[START OF Source material]

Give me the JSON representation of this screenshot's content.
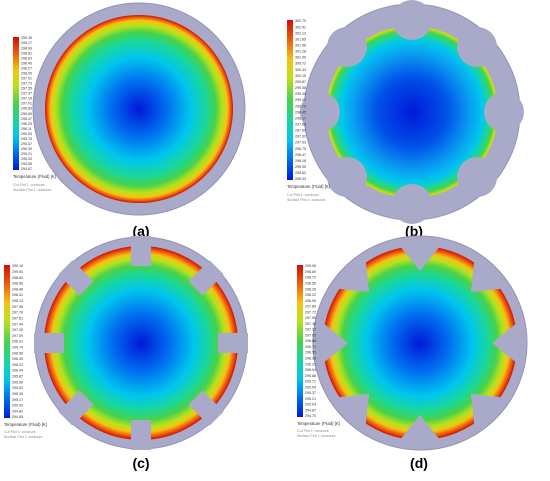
{
  "panels": [
    {
      "label": "(a)",
      "shape": "plain",
      "legend_values": [
        "299.35",
        "299.17",
        "298.99",
        "298.81",
        "298.63",
        "298.45",
        "298.27",
        "298.09",
        "297.91",
        "297.73",
        "297.55",
        "297.37",
        "297.19",
        "297.01",
        "296.83",
        "296.65",
        "296.47",
        "296.29",
        "296.11",
        "295.93",
        "295.75",
        "295.57",
        "295.39",
        "295.21",
        "295.03",
        "294.85",
        "294.67"
      ],
      "legend_title": "Temperature (Fluid) [K]",
      "caption_line1": "Cut Plot 1: contours",
      "caption_line2": "Surface Plot 1: contours"
    },
    {
      "label": "(b)",
      "shape": "semicircle-fins",
      "legend_values": [
        "302.70",
        "302.41",
        "302.13",
        "301.85",
        "301.56",
        "301.28",
        "301.00",
        "300.72",
        "300.43",
        "300.15",
        "299.87",
        "299.58",
        "299.30",
        "299.02",
        "298.73",
        "298.45",
        "298.17",
        "297.88",
        "297.60",
        "297.32",
        "297.03",
        "296.75",
        "296.47",
        "296.18",
        "295.90",
        "295.62",
        "295.33"
      ],
      "legend_title": "Temperature (Fluid) [K]",
      "caption_line1": "Cut Plot 1: contours",
      "caption_line2": "Surface Plot 1: contours"
    },
    {
      "label": "(c)",
      "shape": "rectangular-fins",
      "legend_values": [
        "299.18",
        "299.00",
        "298.83",
        "298.66",
        "298.48",
        "298.31",
        "298.13",
        "297.96",
        "297.78",
        "297.61",
        "297.44",
        "297.26",
        "297.09",
        "296.91",
        "296.74",
        "296.56",
        "296.39",
        "296.22",
        "296.04",
        "295.87",
        "295.69",
        "295.52",
        "295.35",
        "295.17",
        "295.00",
        "294.82",
        "294.65"
      ],
      "legend_title": "Temperature (Fluid) [K]",
      "caption_line1": "Cut Plot 1: contours",
      "caption_line2": "Surface Plot 1: contours"
    },
    {
      "label": "(d)",
      "shape": "triangular-fins",
      "legend_values": [
        "299.06",
        "298.89",
        "298.72",
        "298.56",
        "298.39",
        "298.22",
        "298.05",
        "297.89",
        "297.72",
        "297.55",
        "297.38",
        "297.22",
        "297.05",
        "296.88",
        "296.71",
        "296.55",
        "296.38",
        "296.21",
        "296.04",
        "295.88",
        "295.71",
        "295.54",
        "295.37",
        "295.21",
        "295.04",
        "294.87",
        "294.70"
      ],
      "legend_title": "Temperature (Fluid) [K]",
      "caption_line1": "Cut Plot 1: contours",
      "caption_line2": "Surface Plot 1: contours"
    }
  ],
  "colors": {
    "solid": "#a9aac9",
    "solid_edge": "#9293b3",
    "scale": [
      "#0019d8",
      "#006ff0",
      "#00c6ee",
      "#19d79a",
      "#49d24a",
      "#b6e21d",
      "#f2c514",
      "#ee5a0c",
      "#d01006"
    ]
  }
}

[END OF Source material]

**Description of the task**:
Give the entries again word for word, but skip the pictures.

**Correct response**:
Give me the JSON representation of this screenshot's content.
{
  "panels": [
    {
      "label": "(a)",
      "shape": "plain",
      "legend_values": [
        "299.35",
        "299.17",
        "298.99",
        "298.81",
        "298.63",
        "298.45",
        "298.27",
        "298.09",
        "297.91",
        "297.73",
        "297.55",
        "297.37",
        "297.19",
        "297.01",
        "296.83",
        "296.65",
        "296.47",
        "296.29",
        "296.11",
        "295.93",
        "295.75",
        "295.57",
        "295.39",
        "295.21",
        "295.03",
        "294.85",
        "294.67"
      ],
      "legend_title": "Temperature (Fluid) [K]",
      "caption_line1": "Cut Plot 1: contours",
      "caption_line2": "Surface Plot 1: contours"
    },
    {
      "label": "(b)",
      "shape": "semicircle-fins",
      "legend_values": [
        "302.70",
        "302.41",
        "302.13",
        "301.85",
        "301.56",
        "301.28",
        "301.00",
        "300.72",
        "300.43",
        "300.15",
        "299.87",
        "299.58",
        "299.30",
        "299.02",
        "298.73",
        "298.45",
        "298.17",
        "297.88",
        "297.60",
        "297.32",
        "297.03",
        "296.75",
        "296.47",
        "296.18",
        "295.90",
        "295.62",
        "295.33"
      ],
      "legend_title": "Temperature (Fluid) [K]",
      "caption_line1": "Cut Plot 1: contours",
      "caption_line2": "Surface Plot 1: contours"
    },
    {
      "label": "(c)",
      "shape": "rectangular-fins",
      "legend_values": [
        "299.18",
        "299.00",
        "298.83",
        "298.66",
        "298.48",
        "298.31",
        "298.13",
        "297.96",
        "297.78",
        "297.61",
        "297.44",
        "297.26",
        "297.09",
        "296.91",
        "296.74",
        "296.56",
        "296.39",
        "296.22",
        "296.04",
        "295.87",
        "295.69",
        "295.52",
        "295.35",
        "295.17",
        "295.00",
        "294.82",
        "294.65"
      ],
      "legend_title": "Temperature (Fluid) [K]",
      "caption_line1": "Cut Plot 1: contours",
      "caption_line2": "Surface Plot 1: contours"
    },
    {
      "label": "(d)",
      "shape": "triangular-fins",
      "legend_values": [
        "299.06",
        "298.89",
        "298.72",
        "298.56",
        "298.39",
        "298.22",
        "298.05",
        "297.89",
        "297.72",
        "297.55",
        "297.38",
        "297.22",
        "297.05",
        "296.88",
        "296.71",
        "296.55",
        "296.38",
        "296.21",
        "296.04",
        "295.88",
        "295.71",
        "295.54",
        "295.37",
        "295.21",
        "295.04",
        "294.87",
        "294.70"
      ],
      "legend_title": "Temperature (Fluid) [K]",
      "caption_line1": "Cut Plot 1: contours",
      "caption_line2": "Surface Plot 1: contours"
    }
  ],
  "colors": {
    "solid": "#a9aac9",
    "solid_edge": "#9293b3",
    "scale": [
      "#0019d8",
      "#006ff0",
      "#00c6ee",
      "#19d79a",
      "#49d24a",
      "#b6e21d",
      "#f2c514",
      "#ee5a0c",
      "#d01006"
    ]
  }
}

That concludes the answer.